> Required work: Set down the data below without change, skipping the pictures it holds.

Figure data in JSON:
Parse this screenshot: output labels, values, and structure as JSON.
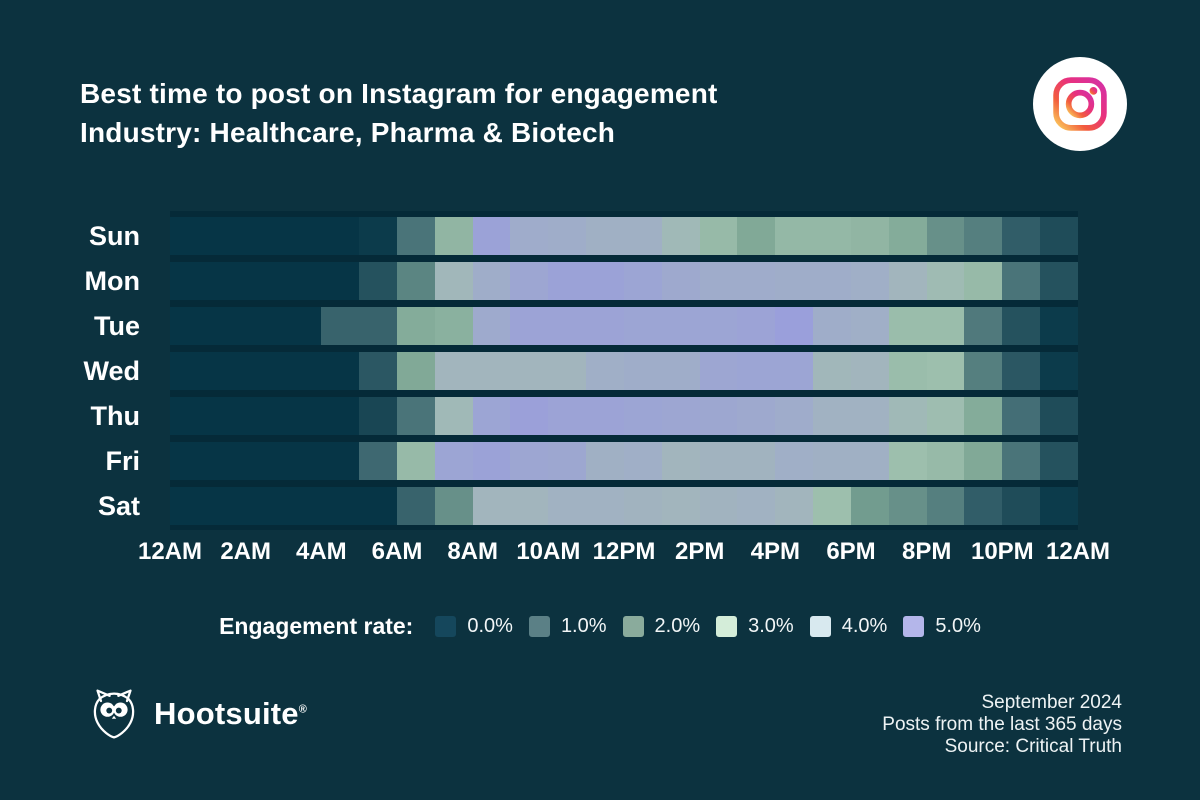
{
  "header": {
    "title_line1": "Best time to post on Instagram for engagement",
    "title_line2": "Industry: Healthcare, Pharma & Biotech"
  },
  "chart_data": {
    "type": "heatmap",
    "title": "Best time to post on Instagram for engagement",
    "subtitle": "Industry: Healthcare, Pharma & Biotech",
    "unit": "engagement rate %",
    "rows": [
      "Sun",
      "Mon",
      "Tue",
      "Wed",
      "Thu",
      "Fri",
      "Sat"
    ],
    "x_tick_labels": [
      "12AM",
      "2AM",
      "4AM",
      "6AM",
      "8AM",
      "10AM",
      "12PM",
      "2PM",
      "4PM",
      "6PM",
      "8PM",
      "10PM",
      "12AM"
    ],
    "hours_per_row": 24,
    "value_range": [
      0,
      5
    ],
    "series": [
      {
        "name": "Sun",
        "values": [
          0.0,
          0.0,
          0.0,
          0.0,
          0.0,
          0.1,
          1.1,
          2.6,
          4.8,
          4.1,
          4.0,
          3.8,
          3.8,
          3.3,
          2.8,
          2.1,
          2.7,
          2.7,
          2.6,
          2.2,
          1.6,
          1.3,
          0.7,
          0.4
        ]
      },
      {
        "name": "Mon",
        "values": [
          0.0,
          0.0,
          0.0,
          0.0,
          0.0,
          0.5,
          1.4,
          3.4,
          4.0,
          4.5,
          4.8,
          4.8,
          4.6,
          4.3,
          4.1,
          4.1,
          4.0,
          4.0,
          3.9,
          3.5,
          3.2,
          2.8,
          1.1,
          0.5
        ]
      },
      {
        "name": "Tue",
        "values": [
          0.0,
          0.0,
          0.0,
          0.0,
          0.8,
          0.8,
          2.2,
          2.4,
          4.2,
          4.7,
          4.7,
          4.7,
          4.6,
          4.6,
          4.6,
          4.7,
          5.0,
          4.0,
          3.9,
          2.9,
          2.9,
          1.2,
          0.5,
          0.1
        ]
      },
      {
        "name": "Wed",
        "values": [
          0.0,
          0.0,
          0.0,
          0.0,
          0.0,
          0.6,
          2.1,
          3.5,
          3.5,
          3.5,
          3.5,
          3.9,
          4.0,
          4.0,
          4.5,
          4.6,
          4.6,
          3.4,
          3.5,
          2.9,
          3.0,
          1.3,
          0.6,
          0.1
        ]
      },
      {
        "name": "Thu",
        "values": [
          0.0,
          0.0,
          0.0,
          0.0,
          0.0,
          0.3,
          1.1,
          3.3,
          4.6,
          4.9,
          4.7,
          4.7,
          4.6,
          4.5,
          4.4,
          4.3,
          4.1,
          3.7,
          3.7,
          3.3,
          3.1,
          2.2,
          1.0,
          0.4
        ]
      },
      {
        "name": "Fri",
        "values": [
          0.0,
          0.0,
          0.0,
          0.0,
          0.0,
          0.9,
          2.8,
          4.6,
          4.8,
          4.5,
          4.4,
          3.8,
          3.9,
          3.5,
          3.6,
          3.6,
          3.9,
          3.8,
          3.8,
          3.0,
          2.8,
          2.1,
          1.1,
          0.5
        ]
      },
      {
        "name": "Sat",
        "values": [
          0.0,
          0.0,
          0.0,
          0.0,
          0.0,
          0.0,
          0.8,
          1.6,
          3.5,
          3.5,
          3.7,
          3.7,
          3.6,
          3.5,
          3.6,
          3.7,
          3.5,
          3.0,
          1.8,
          1.6,
          1.3,
          0.7,
          0.4,
          0.1
        ]
      }
    ],
    "cell_colormap": [
      {
        "value": 0.0,
        "color": "#063546"
      },
      {
        "value": 1.0,
        "color": "#446e76"
      },
      {
        "value": 2.0,
        "color": "#7ea795"
      },
      {
        "value": 3.0,
        "color": "#9dbfad"
      },
      {
        "value": 3.5,
        "color": "#a2b5bd"
      },
      {
        "value": 4.0,
        "color": "#9fadc9"
      },
      {
        "value": 5.0,
        "color": "#9a9fdb"
      }
    ],
    "legend_position": "bottom"
  },
  "legend": {
    "title": "Engagement rate:",
    "items": [
      {
        "label": "0.0%",
        "color": "#15475c"
      },
      {
        "label": "1.0%",
        "color": "#5b8086"
      },
      {
        "label": "2.0%",
        "color": "#8aab9c"
      },
      {
        "label": "3.0%",
        "color": "#d4edd9"
      },
      {
        "label": "4.0%",
        "color": "#d8e9ef"
      },
      {
        "label": "5.0%",
        "color": "#b4b6ea"
      }
    ]
  },
  "footer": {
    "brand": "Hootsuite",
    "registered": "®",
    "meta_lines": [
      "September 2024",
      "Posts from the last 365 days",
      "Source: Critical Truth"
    ]
  },
  "colors": {
    "background": "#0c323f",
    "heatmap_backdrop": "#052a38",
    "text": "#ffffff"
  }
}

> Task solution:
Parse this screenshot: output labels, values, and structure as JSON.
{
  "header": {
    "title_line1": "Best time to post on Instagram for engagement",
    "title_line2": "Industry: Healthcare, Pharma & Biotech"
  },
  "chart_data": {
    "type": "heatmap",
    "title": "Best time to post on Instagram for engagement",
    "subtitle": "Industry: Healthcare, Pharma & Biotech",
    "unit": "engagement rate %",
    "rows": [
      "Sun",
      "Mon",
      "Tue",
      "Wed",
      "Thu",
      "Fri",
      "Sat"
    ],
    "x_tick_labels": [
      "12AM",
      "2AM",
      "4AM",
      "6AM",
      "8AM",
      "10AM",
      "12PM",
      "2PM",
      "4PM",
      "6PM",
      "8PM",
      "10PM",
      "12AM"
    ],
    "hours_per_row": 24,
    "value_range": [
      0,
      5
    ],
    "series": [
      {
        "name": "Sun",
        "values": [
          0.0,
          0.0,
          0.0,
          0.0,
          0.0,
          0.1,
          1.1,
          2.6,
          4.8,
          4.1,
          4.0,
          3.8,
          3.8,
          3.3,
          2.8,
          2.1,
          2.7,
          2.7,
          2.6,
          2.2,
          1.6,
          1.3,
          0.7,
          0.4
        ]
      },
      {
        "name": "Mon",
        "values": [
          0.0,
          0.0,
          0.0,
          0.0,
          0.0,
          0.5,
          1.4,
          3.4,
          4.0,
          4.5,
          4.8,
          4.8,
          4.6,
          4.3,
          4.1,
          4.1,
          4.0,
          4.0,
          3.9,
          3.5,
          3.2,
          2.8,
          1.1,
          0.5
        ]
      },
      {
        "name": "Tue",
        "values": [
          0.0,
          0.0,
          0.0,
          0.0,
          0.8,
          0.8,
          2.2,
          2.4,
          4.2,
          4.7,
          4.7,
          4.7,
          4.6,
          4.6,
          4.6,
          4.7,
          5.0,
          4.0,
          3.9,
          2.9,
          2.9,
          1.2,
          0.5,
          0.1
        ]
      },
      {
        "name": "Wed",
        "values": [
          0.0,
          0.0,
          0.0,
          0.0,
          0.0,
          0.6,
          2.1,
          3.5,
          3.5,
          3.5,
          3.5,
          3.9,
          4.0,
          4.0,
          4.5,
          4.6,
          4.6,
          3.4,
          3.5,
          2.9,
          3.0,
          1.3,
          0.6,
          0.1
        ]
      },
      {
        "name": "Thu",
        "values": [
          0.0,
          0.0,
          0.0,
          0.0,
          0.0,
          0.3,
          1.1,
          3.3,
          4.6,
          4.9,
          4.7,
          4.7,
          4.6,
          4.5,
          4.4,
          4.3,
          4.1,
          3.7,
          3.7,
          3.3,
          3.1,
          2.2,
          1.0,
          0.4
        ]
      },
      {
        "name": "Fri",
        "values": [
          0.0,
          0.0,
          0.0,
          0.0,
          0.0,
          0.9,
          2.8,
          4.6,
          4.8,
          4.5,
          4.4,
          3.8,
          3.9,
          3.5,
          3.6,
          3.6,
          3.9,
          3.8,
          3.8,
          3.0,
          2.8,
          2.1,
          1.1,
          0.5
        ]
      },
      {
        "name": "Sat",
        "values": [
          0.0,
          0.0,
          0.0,
          0.0,
          0.0,
          0.0,
          0.8,
          1.6,
          3.5,
          3.5,
          3.7,
          3.7,
          3.6,
          3.5,
          3.6,
          3.7,
          3.5,
          3.0,
          1.8,
          1.6,
          1.3,
          0.7,
          0.4,
          0.1
        ]
      }
    ],
    "cell_colormap": [
      {
        "value": 0.0,
        "color": "#063546"
      },
      {
        "value": 1.0,
        "color": "#446e76"
      },
      {
        "value": 2.0,
        "color": "#7ea795"
      },
      {
        "value": 3.0,
        "color": "#9dbfad"
      },
      {
        "value": 3.5,
        "color": "#a2b5bd"
      },
      {
        "value": 4.0,
        "color": "#9fadc9"
      },
      {
        "value": 5.0,
        "color": "#9a9fdb"
      }
    ],
    "legend_position": "bottom"
  },
  "legend": {
    "title": "Engagement rate:",
    "items": [
      {
        "label": "0.0%",
        "color": "#15475c"
      },
      {
        "label": "1.0%",
        "color": "#5b8086"
      },
      {
        "label": "2.0%",
        "color": "#8aab9c"
      },
      {
        "label": "3.0%",
        "color": "#d4edd9"
      },
      {
        "label": "4.0%",
        "color": "#d8e9ef"
      },
      {
        "label": "5.0%",
        "color": "#b4b6ea"
      }
    ]
  },
  "footer": {
    "brand": "Hootsuite",
    "registered": "®",
    "meta_lines": [
      "September 2024",
      "Posts from the last 365 days",
      "Source: Critical Truth"
    ]
  },
  "colors": {
    "background": "#0c323f",
    "heatmap_backdrop": "#052a38",
    "text": "#ffffff"
  }
}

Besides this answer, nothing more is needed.